The task: Note every line in the entries that contains the string "Functional", and copy it.

Data entries for graphics
::::
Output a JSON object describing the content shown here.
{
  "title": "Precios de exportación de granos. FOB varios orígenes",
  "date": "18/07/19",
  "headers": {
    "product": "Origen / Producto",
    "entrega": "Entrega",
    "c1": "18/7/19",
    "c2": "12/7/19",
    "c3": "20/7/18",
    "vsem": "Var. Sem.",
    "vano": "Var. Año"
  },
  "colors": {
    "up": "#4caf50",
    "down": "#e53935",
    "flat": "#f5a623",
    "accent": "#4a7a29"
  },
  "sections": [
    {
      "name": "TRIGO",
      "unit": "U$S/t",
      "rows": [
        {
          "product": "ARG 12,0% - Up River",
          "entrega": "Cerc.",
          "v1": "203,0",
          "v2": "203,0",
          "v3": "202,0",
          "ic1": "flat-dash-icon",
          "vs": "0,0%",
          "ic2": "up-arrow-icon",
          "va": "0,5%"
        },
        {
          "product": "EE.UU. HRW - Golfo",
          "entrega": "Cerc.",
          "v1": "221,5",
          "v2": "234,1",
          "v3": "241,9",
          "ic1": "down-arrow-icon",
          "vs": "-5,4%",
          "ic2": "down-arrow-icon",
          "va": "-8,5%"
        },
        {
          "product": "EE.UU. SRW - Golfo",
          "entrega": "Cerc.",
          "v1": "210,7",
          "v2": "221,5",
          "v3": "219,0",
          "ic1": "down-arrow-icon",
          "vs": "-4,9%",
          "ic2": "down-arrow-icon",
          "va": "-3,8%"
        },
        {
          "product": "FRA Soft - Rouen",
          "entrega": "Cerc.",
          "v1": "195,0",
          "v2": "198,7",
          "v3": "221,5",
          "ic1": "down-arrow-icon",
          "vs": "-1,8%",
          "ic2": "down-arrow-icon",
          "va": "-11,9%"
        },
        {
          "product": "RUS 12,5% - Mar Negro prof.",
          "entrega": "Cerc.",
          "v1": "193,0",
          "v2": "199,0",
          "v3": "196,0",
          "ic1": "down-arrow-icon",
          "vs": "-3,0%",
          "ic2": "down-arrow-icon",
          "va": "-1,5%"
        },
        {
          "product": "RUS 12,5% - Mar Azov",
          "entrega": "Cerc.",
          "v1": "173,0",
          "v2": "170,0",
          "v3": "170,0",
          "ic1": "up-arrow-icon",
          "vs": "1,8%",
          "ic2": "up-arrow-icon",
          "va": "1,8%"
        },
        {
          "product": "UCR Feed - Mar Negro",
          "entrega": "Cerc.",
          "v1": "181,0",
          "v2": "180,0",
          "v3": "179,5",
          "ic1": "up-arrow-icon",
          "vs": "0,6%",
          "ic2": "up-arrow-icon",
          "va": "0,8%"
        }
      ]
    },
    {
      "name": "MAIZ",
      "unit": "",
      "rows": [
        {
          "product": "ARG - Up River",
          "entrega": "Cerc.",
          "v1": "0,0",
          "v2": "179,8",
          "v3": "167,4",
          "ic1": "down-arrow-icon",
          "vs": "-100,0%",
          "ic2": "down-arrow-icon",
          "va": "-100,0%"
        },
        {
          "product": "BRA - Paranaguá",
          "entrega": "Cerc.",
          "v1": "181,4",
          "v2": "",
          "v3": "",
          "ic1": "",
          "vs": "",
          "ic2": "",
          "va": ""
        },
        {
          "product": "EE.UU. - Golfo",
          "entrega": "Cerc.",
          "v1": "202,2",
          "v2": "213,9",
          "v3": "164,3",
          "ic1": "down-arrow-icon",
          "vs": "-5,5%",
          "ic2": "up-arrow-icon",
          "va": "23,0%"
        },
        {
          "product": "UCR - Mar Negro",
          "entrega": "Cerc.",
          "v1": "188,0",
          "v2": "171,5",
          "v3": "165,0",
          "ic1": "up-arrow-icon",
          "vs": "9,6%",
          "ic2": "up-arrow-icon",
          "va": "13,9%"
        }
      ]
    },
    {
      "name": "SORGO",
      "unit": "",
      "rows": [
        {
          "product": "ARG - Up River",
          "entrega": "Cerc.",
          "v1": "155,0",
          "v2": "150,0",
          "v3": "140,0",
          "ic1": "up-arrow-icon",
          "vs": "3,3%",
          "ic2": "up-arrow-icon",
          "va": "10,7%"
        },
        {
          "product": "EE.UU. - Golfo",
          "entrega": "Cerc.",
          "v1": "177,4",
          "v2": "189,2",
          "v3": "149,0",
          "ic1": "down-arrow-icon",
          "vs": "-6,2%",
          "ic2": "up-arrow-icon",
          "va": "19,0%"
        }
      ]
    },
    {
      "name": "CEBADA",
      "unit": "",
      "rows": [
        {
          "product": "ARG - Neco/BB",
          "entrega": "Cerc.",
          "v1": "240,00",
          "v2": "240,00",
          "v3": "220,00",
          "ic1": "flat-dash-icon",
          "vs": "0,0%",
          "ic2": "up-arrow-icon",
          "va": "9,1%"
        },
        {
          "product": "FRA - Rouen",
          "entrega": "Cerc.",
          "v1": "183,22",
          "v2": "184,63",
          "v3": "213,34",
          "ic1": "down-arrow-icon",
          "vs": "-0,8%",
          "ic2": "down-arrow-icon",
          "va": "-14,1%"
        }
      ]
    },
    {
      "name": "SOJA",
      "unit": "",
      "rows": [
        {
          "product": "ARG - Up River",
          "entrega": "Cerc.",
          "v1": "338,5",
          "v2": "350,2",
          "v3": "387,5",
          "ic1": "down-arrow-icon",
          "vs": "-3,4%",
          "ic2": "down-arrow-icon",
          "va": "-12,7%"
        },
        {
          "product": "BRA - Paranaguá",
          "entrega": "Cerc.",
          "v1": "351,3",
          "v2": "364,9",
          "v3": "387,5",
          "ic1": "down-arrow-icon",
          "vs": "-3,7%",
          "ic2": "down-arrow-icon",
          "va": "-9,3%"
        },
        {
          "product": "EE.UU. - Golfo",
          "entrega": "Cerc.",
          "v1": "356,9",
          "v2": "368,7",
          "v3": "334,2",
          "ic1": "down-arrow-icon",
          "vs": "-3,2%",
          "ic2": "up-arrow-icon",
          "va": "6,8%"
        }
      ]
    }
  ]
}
::::
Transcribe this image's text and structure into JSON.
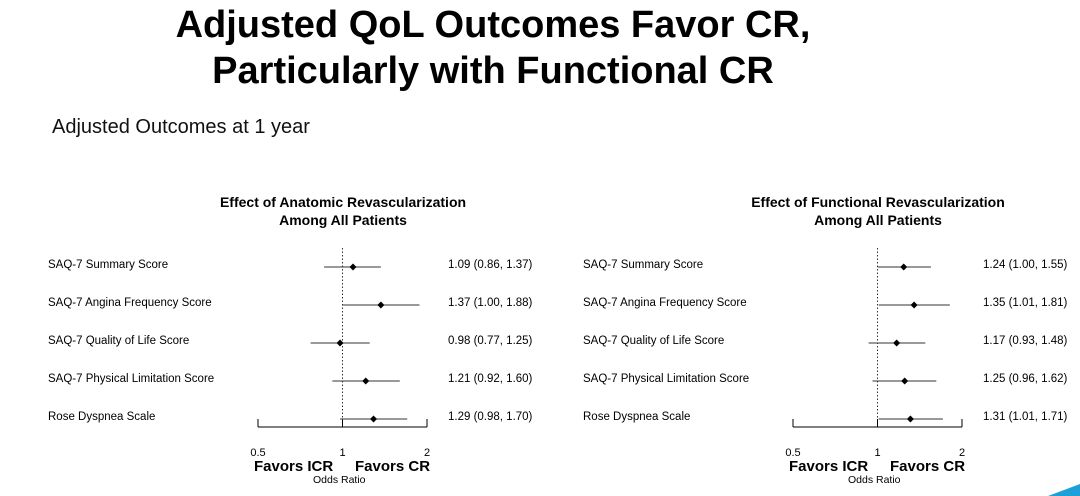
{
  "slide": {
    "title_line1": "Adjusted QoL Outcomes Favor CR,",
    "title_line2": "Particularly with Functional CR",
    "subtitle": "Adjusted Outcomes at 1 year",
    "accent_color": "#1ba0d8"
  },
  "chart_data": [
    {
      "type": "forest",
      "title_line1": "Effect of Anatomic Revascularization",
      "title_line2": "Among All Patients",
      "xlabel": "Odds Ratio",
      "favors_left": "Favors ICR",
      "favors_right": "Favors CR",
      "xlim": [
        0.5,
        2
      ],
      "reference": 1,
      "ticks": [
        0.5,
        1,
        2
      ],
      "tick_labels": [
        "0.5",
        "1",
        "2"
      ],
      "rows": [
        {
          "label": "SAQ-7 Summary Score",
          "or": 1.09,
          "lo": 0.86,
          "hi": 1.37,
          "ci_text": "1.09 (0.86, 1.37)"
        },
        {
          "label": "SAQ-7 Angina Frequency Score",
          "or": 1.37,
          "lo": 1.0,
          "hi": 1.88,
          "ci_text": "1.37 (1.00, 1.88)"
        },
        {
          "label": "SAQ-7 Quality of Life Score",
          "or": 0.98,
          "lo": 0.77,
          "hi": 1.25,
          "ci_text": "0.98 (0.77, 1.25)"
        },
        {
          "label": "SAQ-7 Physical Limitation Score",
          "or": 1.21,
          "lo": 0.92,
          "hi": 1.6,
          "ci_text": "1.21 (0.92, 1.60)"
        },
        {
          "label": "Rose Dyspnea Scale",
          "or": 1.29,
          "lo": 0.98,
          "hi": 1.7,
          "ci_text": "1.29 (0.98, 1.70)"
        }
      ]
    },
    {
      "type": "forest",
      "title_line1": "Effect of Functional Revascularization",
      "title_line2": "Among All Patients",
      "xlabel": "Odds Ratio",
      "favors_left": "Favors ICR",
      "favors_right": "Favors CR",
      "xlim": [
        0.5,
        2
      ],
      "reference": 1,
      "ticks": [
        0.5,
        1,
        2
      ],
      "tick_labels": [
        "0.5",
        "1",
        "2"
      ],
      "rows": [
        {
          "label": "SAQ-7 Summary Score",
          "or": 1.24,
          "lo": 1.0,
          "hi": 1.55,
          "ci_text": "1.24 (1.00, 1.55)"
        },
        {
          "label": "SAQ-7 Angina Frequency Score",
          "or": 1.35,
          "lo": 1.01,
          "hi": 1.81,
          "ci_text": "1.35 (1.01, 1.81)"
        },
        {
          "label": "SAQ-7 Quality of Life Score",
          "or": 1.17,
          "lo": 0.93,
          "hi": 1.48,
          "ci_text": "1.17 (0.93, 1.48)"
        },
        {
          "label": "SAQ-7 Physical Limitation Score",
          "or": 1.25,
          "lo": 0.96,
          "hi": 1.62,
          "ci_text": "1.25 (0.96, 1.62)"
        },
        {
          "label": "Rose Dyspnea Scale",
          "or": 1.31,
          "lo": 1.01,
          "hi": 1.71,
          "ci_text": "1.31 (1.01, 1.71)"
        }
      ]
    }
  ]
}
::::
Solution to the problem:
    "title_line2": "Particularly with Functional CR",
      "title_line1": "Effect of Functional Revascularization",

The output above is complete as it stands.